## Excerpted records
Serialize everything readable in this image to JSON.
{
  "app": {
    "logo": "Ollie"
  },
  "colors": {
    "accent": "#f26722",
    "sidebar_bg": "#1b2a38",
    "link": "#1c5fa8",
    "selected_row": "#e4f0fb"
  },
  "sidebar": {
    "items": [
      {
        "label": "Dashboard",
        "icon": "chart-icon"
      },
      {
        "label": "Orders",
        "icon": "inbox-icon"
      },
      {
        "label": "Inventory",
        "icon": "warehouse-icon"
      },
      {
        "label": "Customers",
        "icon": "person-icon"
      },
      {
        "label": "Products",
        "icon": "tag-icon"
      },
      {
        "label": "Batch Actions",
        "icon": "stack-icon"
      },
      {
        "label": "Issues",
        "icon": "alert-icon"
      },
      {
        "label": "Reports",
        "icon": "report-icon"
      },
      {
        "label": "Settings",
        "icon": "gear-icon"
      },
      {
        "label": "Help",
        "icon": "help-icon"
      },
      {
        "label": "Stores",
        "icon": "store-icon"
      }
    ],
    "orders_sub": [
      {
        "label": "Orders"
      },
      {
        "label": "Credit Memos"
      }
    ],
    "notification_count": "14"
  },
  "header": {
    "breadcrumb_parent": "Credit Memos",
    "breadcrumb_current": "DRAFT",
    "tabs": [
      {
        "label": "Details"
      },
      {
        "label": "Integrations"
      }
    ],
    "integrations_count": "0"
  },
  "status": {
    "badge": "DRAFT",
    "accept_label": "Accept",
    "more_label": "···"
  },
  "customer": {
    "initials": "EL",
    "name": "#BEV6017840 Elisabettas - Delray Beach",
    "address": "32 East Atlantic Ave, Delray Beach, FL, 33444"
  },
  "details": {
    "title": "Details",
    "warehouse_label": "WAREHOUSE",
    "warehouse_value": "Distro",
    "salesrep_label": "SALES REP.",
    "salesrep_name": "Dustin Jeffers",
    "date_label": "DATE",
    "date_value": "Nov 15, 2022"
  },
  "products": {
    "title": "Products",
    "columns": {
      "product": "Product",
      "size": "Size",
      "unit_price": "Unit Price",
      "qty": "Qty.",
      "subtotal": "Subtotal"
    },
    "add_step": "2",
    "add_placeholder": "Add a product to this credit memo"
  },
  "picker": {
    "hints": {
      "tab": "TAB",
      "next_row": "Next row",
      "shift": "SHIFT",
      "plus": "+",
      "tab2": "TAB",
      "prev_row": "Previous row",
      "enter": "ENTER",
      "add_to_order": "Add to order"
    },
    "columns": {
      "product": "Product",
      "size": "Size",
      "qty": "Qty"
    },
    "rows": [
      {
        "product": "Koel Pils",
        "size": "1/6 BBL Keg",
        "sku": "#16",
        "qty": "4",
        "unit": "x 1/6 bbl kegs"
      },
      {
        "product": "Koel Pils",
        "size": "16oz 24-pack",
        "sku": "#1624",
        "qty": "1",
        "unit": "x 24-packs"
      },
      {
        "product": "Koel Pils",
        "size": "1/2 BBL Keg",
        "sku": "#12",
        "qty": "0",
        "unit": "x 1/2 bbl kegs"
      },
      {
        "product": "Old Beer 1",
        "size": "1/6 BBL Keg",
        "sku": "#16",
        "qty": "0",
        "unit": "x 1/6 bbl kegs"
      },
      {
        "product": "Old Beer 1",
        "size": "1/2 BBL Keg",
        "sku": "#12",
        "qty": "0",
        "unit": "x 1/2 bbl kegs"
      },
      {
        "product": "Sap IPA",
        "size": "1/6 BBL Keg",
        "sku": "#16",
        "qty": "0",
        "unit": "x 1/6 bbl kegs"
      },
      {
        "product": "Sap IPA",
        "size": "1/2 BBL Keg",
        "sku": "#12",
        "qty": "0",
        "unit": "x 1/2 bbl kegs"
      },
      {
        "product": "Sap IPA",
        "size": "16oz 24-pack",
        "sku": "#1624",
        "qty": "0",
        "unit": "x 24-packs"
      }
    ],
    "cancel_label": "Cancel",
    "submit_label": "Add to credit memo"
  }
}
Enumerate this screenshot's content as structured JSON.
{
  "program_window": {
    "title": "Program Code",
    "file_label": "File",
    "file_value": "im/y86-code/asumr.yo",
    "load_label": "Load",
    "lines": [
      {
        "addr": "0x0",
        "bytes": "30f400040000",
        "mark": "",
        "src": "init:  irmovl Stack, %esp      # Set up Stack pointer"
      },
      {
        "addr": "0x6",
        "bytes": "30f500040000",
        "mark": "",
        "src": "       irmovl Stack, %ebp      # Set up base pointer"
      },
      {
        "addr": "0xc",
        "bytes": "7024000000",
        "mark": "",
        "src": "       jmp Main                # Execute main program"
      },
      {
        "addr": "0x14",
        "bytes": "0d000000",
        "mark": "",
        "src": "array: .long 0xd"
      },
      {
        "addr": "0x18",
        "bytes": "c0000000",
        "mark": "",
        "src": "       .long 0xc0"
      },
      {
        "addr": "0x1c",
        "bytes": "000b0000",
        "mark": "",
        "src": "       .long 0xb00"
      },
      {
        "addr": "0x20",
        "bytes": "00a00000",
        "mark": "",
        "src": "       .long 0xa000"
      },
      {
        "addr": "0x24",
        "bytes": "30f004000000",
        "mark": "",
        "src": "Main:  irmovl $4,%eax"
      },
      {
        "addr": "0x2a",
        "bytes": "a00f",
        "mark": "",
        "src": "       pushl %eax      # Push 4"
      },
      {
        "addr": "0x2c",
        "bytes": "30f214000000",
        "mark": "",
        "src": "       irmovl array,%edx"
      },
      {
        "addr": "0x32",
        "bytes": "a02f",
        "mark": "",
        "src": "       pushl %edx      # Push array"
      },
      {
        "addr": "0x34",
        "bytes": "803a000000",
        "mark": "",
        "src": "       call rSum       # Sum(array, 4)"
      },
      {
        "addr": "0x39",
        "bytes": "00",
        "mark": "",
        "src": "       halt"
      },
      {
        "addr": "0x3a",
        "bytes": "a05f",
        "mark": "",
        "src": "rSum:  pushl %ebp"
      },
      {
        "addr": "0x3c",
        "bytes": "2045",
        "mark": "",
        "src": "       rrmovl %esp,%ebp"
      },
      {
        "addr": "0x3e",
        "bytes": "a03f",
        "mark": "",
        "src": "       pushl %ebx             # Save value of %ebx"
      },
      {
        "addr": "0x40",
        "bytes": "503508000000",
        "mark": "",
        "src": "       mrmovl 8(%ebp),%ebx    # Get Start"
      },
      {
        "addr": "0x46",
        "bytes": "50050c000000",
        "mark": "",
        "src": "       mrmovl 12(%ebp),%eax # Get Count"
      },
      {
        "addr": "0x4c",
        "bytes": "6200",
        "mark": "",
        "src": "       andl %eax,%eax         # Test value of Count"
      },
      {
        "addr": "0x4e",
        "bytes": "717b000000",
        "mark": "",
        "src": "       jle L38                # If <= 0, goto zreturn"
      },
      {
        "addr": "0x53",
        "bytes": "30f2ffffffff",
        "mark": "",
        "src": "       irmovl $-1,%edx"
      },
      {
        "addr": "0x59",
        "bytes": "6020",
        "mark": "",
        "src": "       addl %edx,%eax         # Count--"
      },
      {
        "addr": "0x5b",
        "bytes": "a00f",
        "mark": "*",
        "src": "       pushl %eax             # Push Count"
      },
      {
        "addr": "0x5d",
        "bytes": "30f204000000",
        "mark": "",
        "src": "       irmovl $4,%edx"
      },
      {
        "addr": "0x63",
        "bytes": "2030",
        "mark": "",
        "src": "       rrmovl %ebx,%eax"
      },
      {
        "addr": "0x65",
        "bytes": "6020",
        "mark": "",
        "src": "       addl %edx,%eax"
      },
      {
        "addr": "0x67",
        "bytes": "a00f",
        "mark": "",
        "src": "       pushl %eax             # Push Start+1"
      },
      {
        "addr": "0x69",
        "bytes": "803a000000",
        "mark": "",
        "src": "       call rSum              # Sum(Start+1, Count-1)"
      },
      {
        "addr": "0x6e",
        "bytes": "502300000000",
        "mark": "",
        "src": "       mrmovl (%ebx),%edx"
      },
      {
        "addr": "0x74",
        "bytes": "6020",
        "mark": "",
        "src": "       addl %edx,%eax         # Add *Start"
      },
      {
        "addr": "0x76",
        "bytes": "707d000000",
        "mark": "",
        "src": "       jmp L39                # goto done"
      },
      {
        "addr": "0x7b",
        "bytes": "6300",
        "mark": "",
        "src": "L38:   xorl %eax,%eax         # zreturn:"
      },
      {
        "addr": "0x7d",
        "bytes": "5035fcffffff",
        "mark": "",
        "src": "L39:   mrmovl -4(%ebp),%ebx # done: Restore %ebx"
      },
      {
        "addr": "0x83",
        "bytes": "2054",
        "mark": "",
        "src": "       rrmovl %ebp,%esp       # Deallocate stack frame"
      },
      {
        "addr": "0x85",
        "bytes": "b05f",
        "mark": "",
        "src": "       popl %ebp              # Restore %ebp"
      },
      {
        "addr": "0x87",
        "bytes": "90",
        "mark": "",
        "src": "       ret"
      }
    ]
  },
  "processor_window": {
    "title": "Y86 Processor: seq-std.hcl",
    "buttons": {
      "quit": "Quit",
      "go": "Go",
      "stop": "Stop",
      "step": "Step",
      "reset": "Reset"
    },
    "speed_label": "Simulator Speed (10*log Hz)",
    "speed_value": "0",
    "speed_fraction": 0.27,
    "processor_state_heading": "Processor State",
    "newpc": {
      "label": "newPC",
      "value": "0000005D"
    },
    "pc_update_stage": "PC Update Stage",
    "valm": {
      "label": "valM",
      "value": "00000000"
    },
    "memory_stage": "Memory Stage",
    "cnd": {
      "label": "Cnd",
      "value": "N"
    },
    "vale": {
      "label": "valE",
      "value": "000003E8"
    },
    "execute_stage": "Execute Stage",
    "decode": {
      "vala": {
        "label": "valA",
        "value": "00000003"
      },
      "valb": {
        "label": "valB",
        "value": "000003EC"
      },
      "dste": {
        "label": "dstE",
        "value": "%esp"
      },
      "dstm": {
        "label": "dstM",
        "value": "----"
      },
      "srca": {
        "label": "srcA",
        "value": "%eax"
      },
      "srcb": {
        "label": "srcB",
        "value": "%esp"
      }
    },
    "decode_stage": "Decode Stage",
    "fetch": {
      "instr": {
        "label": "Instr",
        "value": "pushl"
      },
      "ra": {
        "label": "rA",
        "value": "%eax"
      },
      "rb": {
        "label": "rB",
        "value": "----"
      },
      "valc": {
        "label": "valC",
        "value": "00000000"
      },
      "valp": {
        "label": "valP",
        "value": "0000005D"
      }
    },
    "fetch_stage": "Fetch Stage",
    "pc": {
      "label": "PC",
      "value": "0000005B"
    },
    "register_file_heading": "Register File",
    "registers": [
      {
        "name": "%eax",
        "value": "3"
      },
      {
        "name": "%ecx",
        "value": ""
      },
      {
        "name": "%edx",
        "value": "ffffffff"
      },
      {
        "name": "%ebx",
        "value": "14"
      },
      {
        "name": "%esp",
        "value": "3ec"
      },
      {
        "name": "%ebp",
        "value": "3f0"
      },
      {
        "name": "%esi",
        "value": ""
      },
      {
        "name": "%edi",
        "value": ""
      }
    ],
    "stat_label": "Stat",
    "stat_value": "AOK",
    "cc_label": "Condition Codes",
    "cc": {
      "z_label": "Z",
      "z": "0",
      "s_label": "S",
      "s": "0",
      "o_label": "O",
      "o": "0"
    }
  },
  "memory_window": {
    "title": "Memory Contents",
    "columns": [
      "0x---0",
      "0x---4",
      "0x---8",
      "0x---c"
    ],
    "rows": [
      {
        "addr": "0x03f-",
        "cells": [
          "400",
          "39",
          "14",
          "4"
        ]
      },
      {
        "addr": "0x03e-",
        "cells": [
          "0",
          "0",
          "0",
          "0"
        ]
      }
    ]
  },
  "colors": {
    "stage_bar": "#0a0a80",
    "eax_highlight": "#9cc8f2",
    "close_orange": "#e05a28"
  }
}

## Exercise directions
Copy every line of the material in which the word "JSON" occurs.

## Finished exercise
Serialize everything readable in this image to JSON.
Enumerate this screenshot's content as structured JSON.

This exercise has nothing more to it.